(Extracted data entries)
>>

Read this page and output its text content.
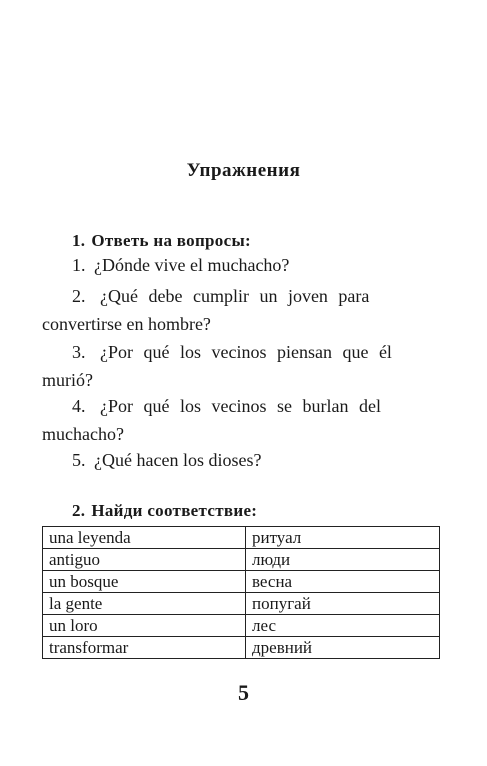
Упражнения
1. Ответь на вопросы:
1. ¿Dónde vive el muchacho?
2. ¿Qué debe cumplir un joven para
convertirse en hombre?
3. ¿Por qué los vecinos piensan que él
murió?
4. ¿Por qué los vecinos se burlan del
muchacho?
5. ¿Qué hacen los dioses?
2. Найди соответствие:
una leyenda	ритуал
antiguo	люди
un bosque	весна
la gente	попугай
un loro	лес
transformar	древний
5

<<
>>

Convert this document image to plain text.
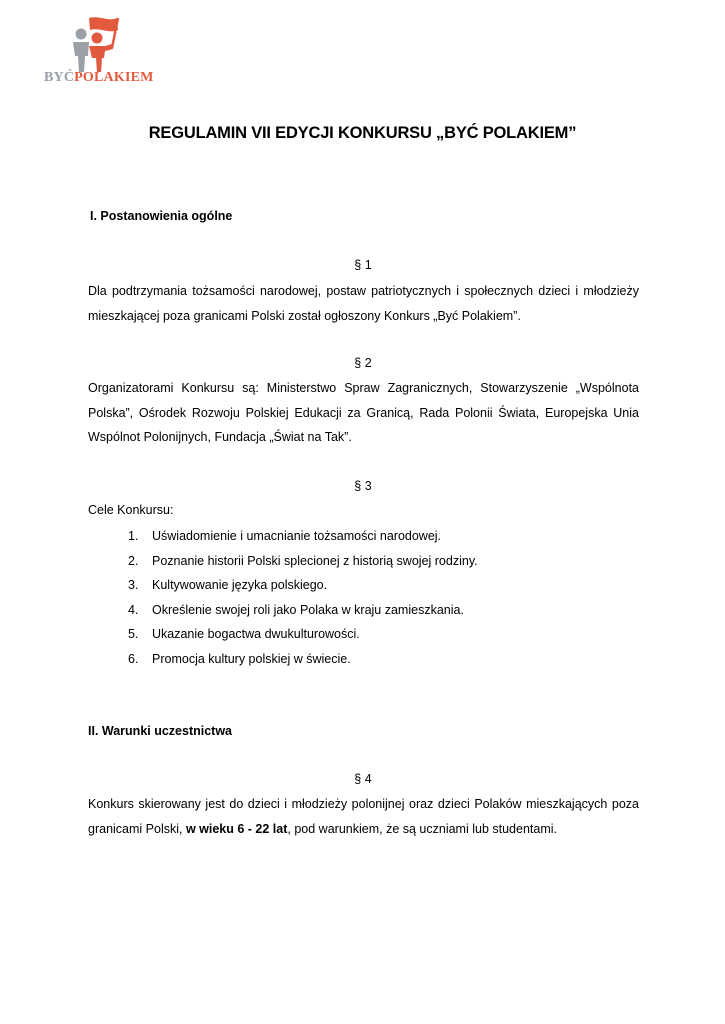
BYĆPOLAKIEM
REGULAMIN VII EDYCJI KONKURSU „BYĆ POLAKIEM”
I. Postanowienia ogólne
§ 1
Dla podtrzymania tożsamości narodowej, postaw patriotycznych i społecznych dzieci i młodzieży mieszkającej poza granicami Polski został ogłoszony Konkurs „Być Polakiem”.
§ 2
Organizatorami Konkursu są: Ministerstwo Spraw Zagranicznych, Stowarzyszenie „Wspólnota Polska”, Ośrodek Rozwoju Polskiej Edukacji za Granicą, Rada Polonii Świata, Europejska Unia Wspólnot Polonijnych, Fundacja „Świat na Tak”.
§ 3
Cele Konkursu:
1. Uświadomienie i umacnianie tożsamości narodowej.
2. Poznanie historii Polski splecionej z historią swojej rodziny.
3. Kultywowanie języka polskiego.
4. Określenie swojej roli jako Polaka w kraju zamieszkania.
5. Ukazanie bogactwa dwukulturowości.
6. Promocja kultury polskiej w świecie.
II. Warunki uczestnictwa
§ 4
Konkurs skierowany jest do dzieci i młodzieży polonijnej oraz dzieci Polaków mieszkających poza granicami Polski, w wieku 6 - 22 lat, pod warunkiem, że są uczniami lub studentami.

<<

What to do: Filter the records above and return every line that holds the word "swojej".

Result:
2. Poznanie historii Polski splecionej z historią swojej rodziny.
4. Określenie swojej roli jako Polaka w kraju zamieszkania.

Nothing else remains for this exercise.